Items stored from a collection:
<<<<

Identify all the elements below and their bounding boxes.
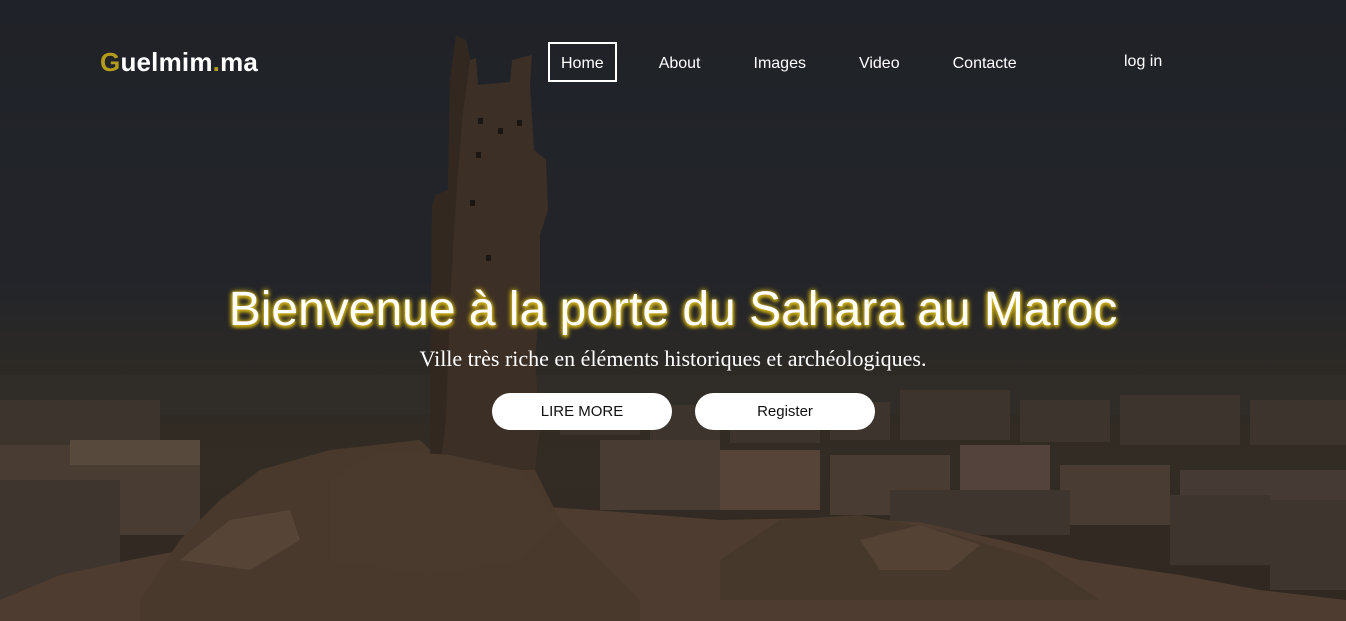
hero-subtitle: Ville très riche en éléments historiques… — [419, 346, 927, 371]
login-link[interactable]: log in — [1124, 42, 1162, 82]
nav-about-link[interactable]: About — [646, 42, 714, 82]
hero-title: Bienvenue à la porte du Sahara au Maroc — [228, 283, 1118, 336]
read-more-button[interactable]: LIRE MORE — [492, 393, 672, 430]
nav-home-link[interactable]: Home — [548, 42, 617, 82]
nav-contact-link[interactable]: Contacte — [940, 42, 1030, 82]
register-button[interactable]: Register — [695, 393, 875, 430]
logo-name: uelmim — [120, 47, 213, 77]
site-logo[interactable]: Guelmim.ma — [100, 47, 258, 78]
logo-tld: ma — [220, 47, 259, 77]
nav-images-link[interactable]: Images — [741, 42, 819, 82]
nav-video-link[interactable]: Video — [846, 42, 913, 82]
logo-initial: G — [100, 47, 121, 77]
main-navigation: Home About Images Video Contacte — [548, 42, 1030, 82]
logo-dot: . — [212, 47, 221, 77]
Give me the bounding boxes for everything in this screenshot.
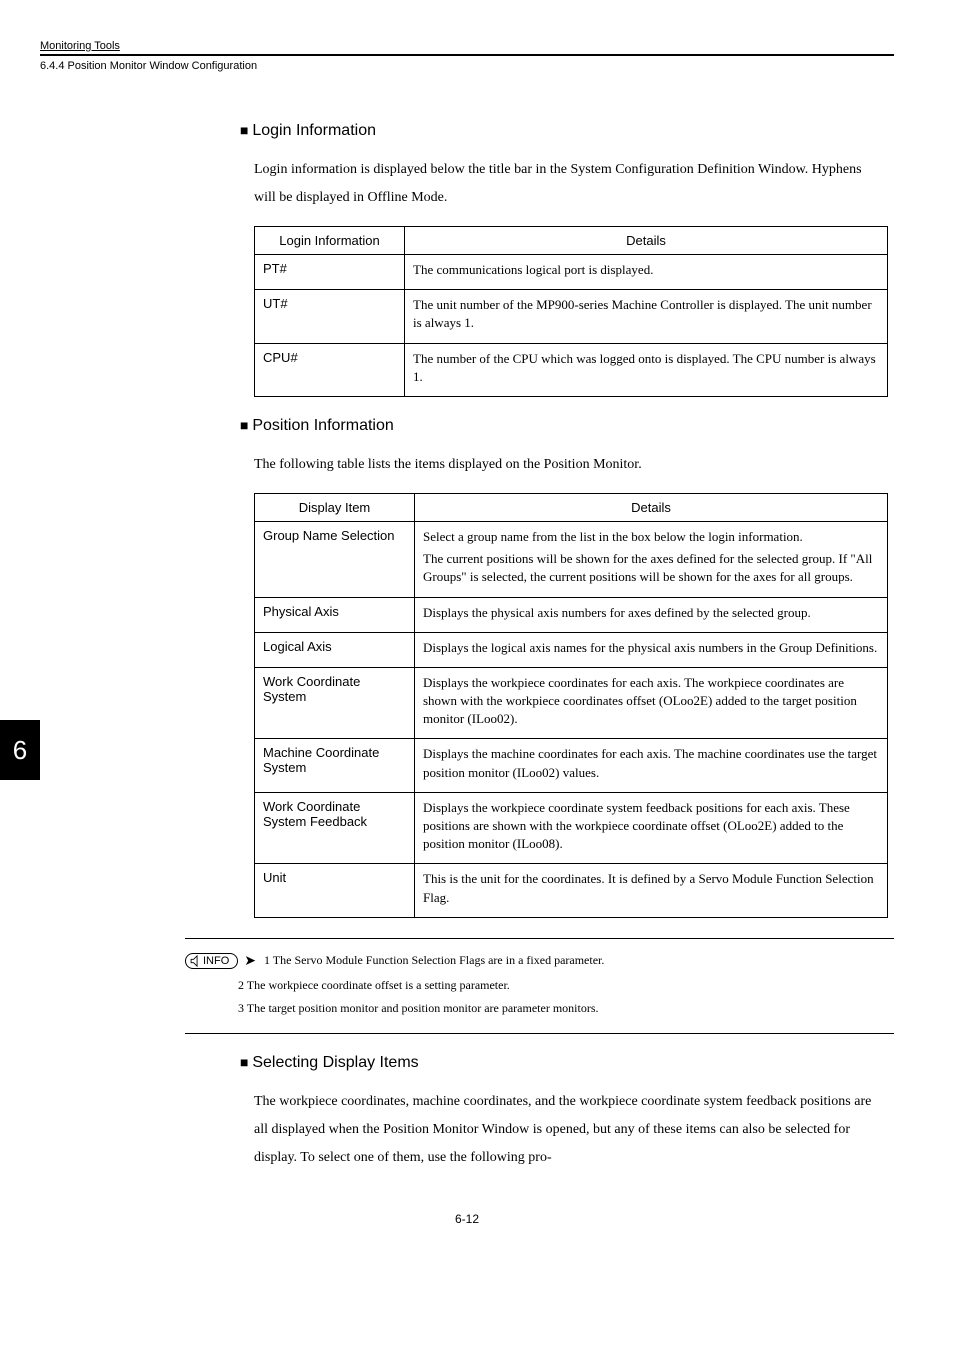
info-note-3: 3 The target position monitor and positi… <box>238 997 894 1020</box>
table-row: Physical Axis <box>255 597 415 632</box>
table-cell: Displays the workpiece coordinates for e… <box>415 667 888 739</box>
table-cell: The number of the CPU which was logged o… <box>405 343 888 396</box>
table-row: Group Name Selection <box>255 521 415 597</box>
info-speaker-icon <box>190 955 199 967</box>
table-cell: The communications logical port is displ… <box>405 255 888 290</box>
login-th-1: Details <box>405 227 888 255</box>
table-row: Machine Coordinate System <box>255 739 415 792</box>
table-cell: This is the unit for the coordinates. It… <box>415 864 888 917</box>
selecting-intro-text: The workpiece coordinates, machine coord… <box>254 1088 874 1172</box>
info-note-1: 1 The Servo Module Function Selection Fl… <box>264 953 604 968</box>
running-header-title: Monitoring Tools <box>40 40 894 52</box>
table-cell: The unit number of the MP900-series Mach… <box>405 290 888 343</box>
section-heading-selecting: Selecting Display Items <box>240 1054 874 1072</box>
table-row: CPU# <box>255 343 405 396</box>
table-cell: Select a group name from the list in the… <box>415 521 888 597</box>
position-th-0: Display Item <box>255 493 415 521</box>
info-note-2: 2 The workpiece coordinate offset is a s… <box>238 974 894 997</box>
table-row: Work Coordinate System Feedback <box>255 792 415 864</box>
page-number: 6-12 <box>40 1212 894 1226</box>
login-info-table: Login Information Details PT# The commun… <box>254 226 888 397</box>
position-info-table: Display Item Details Group Name Selectio… <box>254 493 888 918</box>
arrow-right-icon: ➤ <box>244 953 256 970</box>
position-th-1: Details <box>415 493 888 521</box>
info-badge-label: INFO <box>203 955 229 967</box>
table-row: UT# <box>255 290 405 343</box>
login-th-0: Login Information <box>255 227 405 255</box>
login-intro-text: Login information is displayed below the… <box>254 156 874 212</box>
divider <box>185 938 894 939</box>
table-cell: Displays the workpiece coordinate system… <box>415 792 888 864</box>
divider <box>185 1033 894 1034</box>
table-cell: Displays the logical axis names for the … <box>415 632 888 667</box>
chapter-side-tab: 6 <box>0 720 40 780</box>
position-intro-text: The following table lists the items disp… <box>254 451 874 479</box>
info-badge: INFO <box>185 953 238 969</box>
table-row: Unit <box>255 864 415 917</box>
table-row: Logical Axis <box>255 632 415 667</box>
running-header-sub: 6.4.4 Position Monitor Window Configurat… <box>40 54 894 72</box>
table-cell: Displays the physical axis numbers for a… <box>415 597 888 632</box>
info-note-row: INFO ➤ 1 The Servo Module Function Selec… <box>185 953 894 970</box>
section-heading-position: Position Information <box>240 417 874 435</box>
table-cell: Displays the machine coordinates for eac… <box>415 739 888 792</box>
section-heading-login: Login Information <box>240 122 874 140</box>
table-row: Work Coordinate System <box>255 667 415 739</box>
table-row: PT# <box>255 255 405 290</box>
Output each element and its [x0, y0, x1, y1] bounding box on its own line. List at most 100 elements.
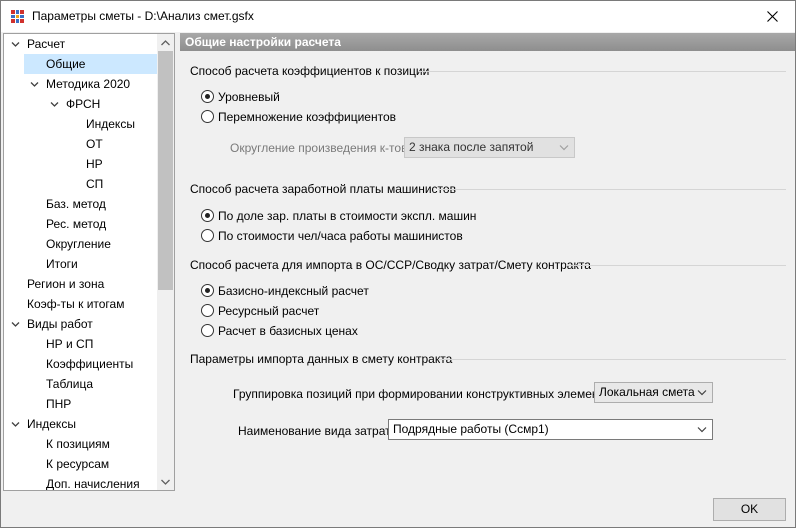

>>>>

Output every line of the listing above word for word, omitting the pictures.

◆ **THE REPLY**
Identify all the elements below and their bounding boxes.
hero-subtitle: Ville très riche en éléments historiques… — [419, 346, 927, 371]
login-link[interactable]: log in — [1124, 42, 1162, 82]
nav-about-link[interactable]: About — [646, 42, 714, 82]
hero-title: Bienvenue à la porte du Sahara au Maroc — [228, 283, 1118, 336]
read-more-button[interactable]: LIRE MORE — [492, 393, 672, 430]
nav-home-link[interactable]: Home — [548, 42, 617, 82]
nav-contact-link[interactable]: Contacte — [940, 42, 1030, 82]
register-button[interactable]: Register — [695, 393, 875, 430]
logo-name: uelmim — [120, 47, 213, 77]
site-logo[interactable]: Guelmim.ma — [100, 47, 258, 78]
logo-tld: ma — [220, 47, 259, 77]
nav-images-link[interactable]: Images — [741, 42, 819, 82]
nav-video-link[interactable]: Video — [846, 42, 913, 82]
logo-initial: G — [100, 47, 121, 77]
main-navigation: Home About Images Video Contacte — [548, 42, 1030, 82]
logo-dot: . — [212, 47, 221, 77]
Give me the bounding boxes for everything in this screenshot.
info-note-3: 3 The target position monitor and positi… <box>238 997 894 1020</box>
table-row: Physical Axis <box>255 597 415 632</box>
table-cell: Displays the workpiece coordinates for e… <box>415 667 888 739</box>
table-cell: The number of the CPU which was logged o… <box>405 343 888 396</box>
table-row: Group Name Selection <box>255 521 415 597</box>
info-speaker-icon <box>190 955 199 967</box>
table-cell: The communications logical port is displ… <box>405 255 888 290</box>
login-th-1: Details <box>405 227 888 255</box>
table-row: Machine Coordinate System <box>255 739 415 792</box>
table-cell: This is the unit for the coordinates. It… <box>415 864 888 917</box>
selecting-intro-text: The workpiece coordinates, machine coord… <box>254 1088 874 1172</box>
info-note-1: 1 The Servo Module Function Selection Fl… <box>264 953 604 968</box>
running-header-title: Monitoring Tools <box>40 40 894 52</box>
table-cell: The unit number of the MP900-series Mach… <box>405 290 888 343</box>
section-heading-selecting: Selecting Display Items <box>240 1054 874 1072</box>
table-row: CPU# <box>255 343 405 396</box>
table-cell: Select a group name from the list in the… <box>415 521 888 597</box>
position-th-0: Display Item <box>255 493 415 521</box>
info-note-2: 2 The workpiece coordinate offset is a s… <box>238 974 894 997</box>
table-row: Work Coordinate System Feedback <box>255 792 415 864</box>
page-number: 6-12 <box>40 1212 894 1226</box>
login-info-table: Login Information Details PT# The commun… <box>254 226 888 397</box>
position-info-table: Display Item Details Group Name Selectio… <box>254 493 888 918</box>
arrow-right-icon: ➤ <box>244 953 256 970</box>
position-th-1: Details <box>415 493 888 521</box>
info-badge-label: INFO <box>203 955 229 967</box>
table-row: UT# <box>255 290 405 343</box>
login-th-0: Login Information <box>255 227 405 255</box>
login-intro-text: Login information is displayed below the… <box>254 156 874 212</box>
divider <box>185 938 894 939</box>
table-cell: Displays the workpiece coordinate system… <box>415 792 888 864</box>
divider <box>185 1033 894 1034</box>
table-cell: Displays the logical axis names for the … <box>415 632 888 667</box>
chapter-side-tab: 6 <box>0 720 40 780</box>
position-intro-text: The following table lists the items disp… <box>254 451 874 479</box>
info-badge: INFO <box>185 953 238 969</box>
table-row: Unit <box>255 864 415 917</box>
table-row: Logical Axis <box>255 632 415 667</box>
running-header-sub: 6.4.4 Position Monitor Window Configurat… <box>40 54 894 72</box>
table-cell: Displays the physical axis numbers for a… <box>415 597 888 632</box>
info-note-row: INFO ➤ 1 The Servo Module Function Selec… <box>185 953 894 970</box>
section-heading-position: Position Information <box>240 417 874 435</box>
table-cell: Displays the machine coordinates for eac… <box>415 739 888 792</box>
section-heading-login: Login Information <box>240 122 874 140</box>
table-row: Work Coordinate System <box>255 667 415 739</box>
table-row: PT# <box>255 255 405 290</box>
Output each element and its [x0, y0, x1, y1] bounding box on its own line. List at most 100 elements.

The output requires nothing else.